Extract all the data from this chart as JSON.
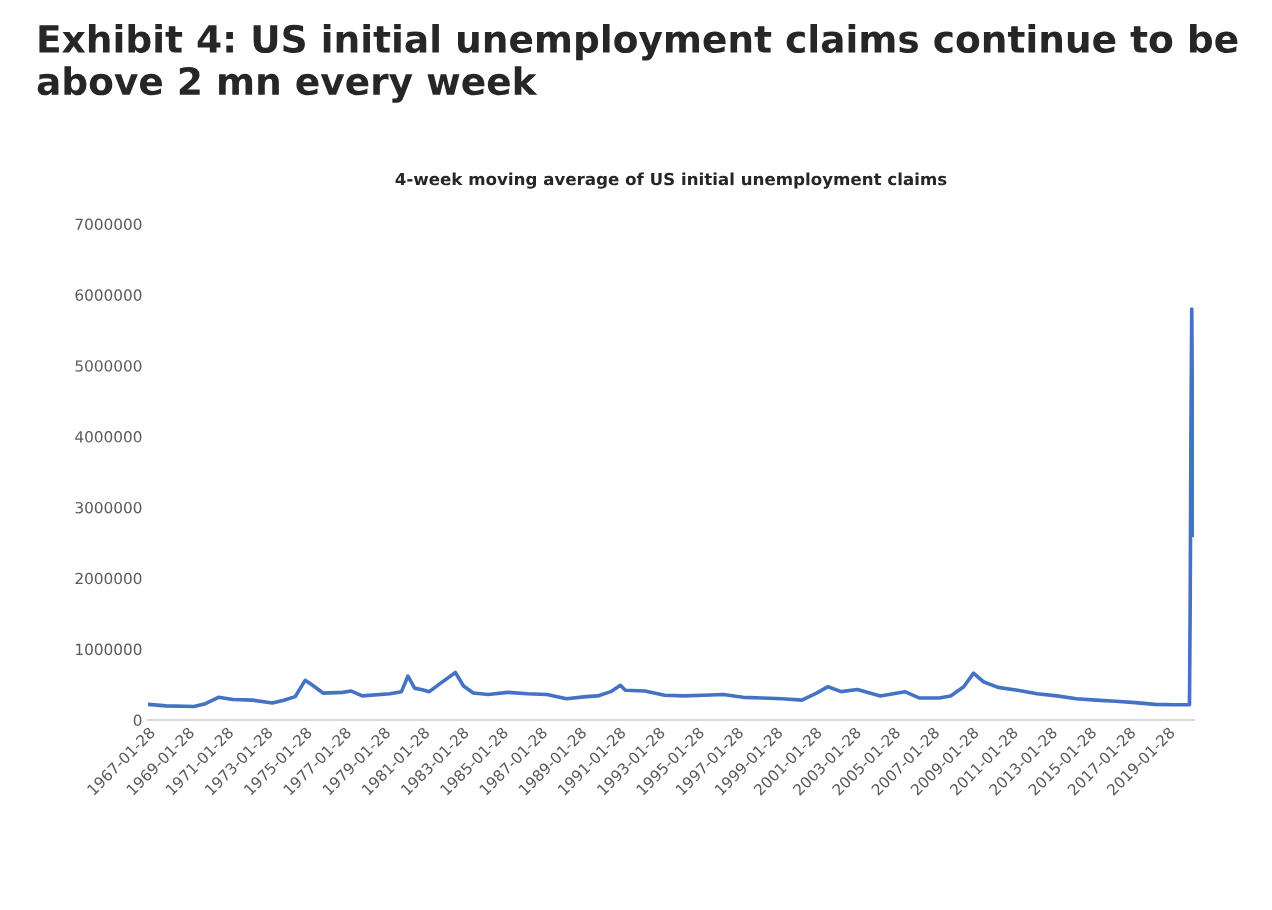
{
  "chart_data": {
    "type": "line",
    "title": "Exhibit 4: US initial unemployment claims continue to be above 2 mn every week",
    "subtitle": "4-week moving average of US initial unemployment claims",
    "x": [
      "1967-01-28",
      "1968-01",
      "1969-06",
      "1970-01",
      "1970-09",
      "1971-06",
      "1972-06",
      "1973-06",
      "1974-01",
      "1974-08",
      "1975-02",
      "1975-06",
      "1976-01",
      "1977-01",
      "1977-06",
      "1978-01",
      "1979-06",
      "1980-01",
      "1980-05",
      "1980-09",
      "1981-03",
      "1981-06",
      "1982-01",
      "1982-10",
      "1983-03",
      "1983-09",
      "1984-06",
      "1985-06",
      "1986-06",
      "1987-06",
      "1988-06",
      "1989-06",
      "1990-01",
      "1990-09",
      "1991-03",
      "1991-06",
      "1992-06",
      "1993-06",
      "1994-06",
      "1995-06",
      "1996-06",
      "1997-06",
      "1998-06",
      "1999-06",
      "2000-06",
      "2001-03",
      "2001-10",
      "2002-06",
      "2003-04",
      "2004-06",
      "2005-09",
      "2006-06",
      "2007-06",
      "2008-01",
      "2008-09",
      "2009-03",
      "2009-09",
      "2010-06",
      "2011-06",
      "2012-06",
      "2013-06",
      "2014-06",
      "2015-06",
      "2016-06",
      "2017-06",
      "2018-06",
      "2019-06",
      "2020-03-07",
      "2020-03-21",
      "2020-04-04",
      "2020-04-18",
      "2020-05-02",
      "2020-05-16",
      "2020-05-30"
    ],
    "series": [
      {
        "color": "#4472c4",
        "values": [
          220000,
          200000,
          190000,
          230000,
          320000,
          290000,
          280000,
          240000,
          280000,
          330000,
          560000,
          500000,
          380000,
          390000,
          410000,
          340000,
          370000,
          400000,
          620000,
          450000,
          420000,
          400000,
          520000,
          670000,
          480000,
          380000,
          360000,
          390000,
          370000,
          360000,
          300000,
          330000,
          340000,
          400000,
          490000,
          420000,
          410000,
          350000,
          340000,
          350000,
          360000,
          320000,
          310000,
          300000,
          280000,
          380000,
          470000,
          400000,
          430000,
          340000,
          400000,
          310000,
          310000,
          340000,
          470000,
          660000,
          540000,
          460000,
          420000,
          370000,
          340000,
          300000,
          280000,
          265000,
          245000,
          220000,
          215000,
          215000,
          1770000,
          4270000,
          5800000,
          4200000,
          3000000,
          2600000
        ]
      }
    ],
    "ylim": [
      0,
      7000000
    ],
    "yticks": [
      0,
      1000000,
      2000000,
      3000000,
      4000000,
      5000000,
      6000000,
      7000000
    ],
    "xlim": [
      "1967-01-28",
      "2020-05-30"
    ],
    "xticks": [
      "1967-01-28",
      "1969-01-28",
      "1971-01-28",
      "1973-01-28",
      "1975-01-28",
      "1977-01-28",
      "1979-01-28",
      "1981-01-28",
      "1983-01-28",
      "1985-01-28",
      "1987-01-28",
      "1989-01-28",
      "1991-01-28",
      "1993-01-28",
      "1995-01-28",
      "1997-01-28",
      "1999-01-28",
      "2001-01-28",
      "2003-01-28",
      "2005-01-28",
      "2007-01-28",
      "2009-01-28",
      "2011-01-28",
      "2013-01-28",
      "2015-01-28",
      "2017-01-28",
      "2019-01-28"
    ],
    "grid": false,
    "legend": false,
    "marker": "none",
    "line_style": "solid"
  }
}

> [Short problem]
Among the lines of the records above, count those holding the string "initial", and report only the number.

> [Problem solution]
2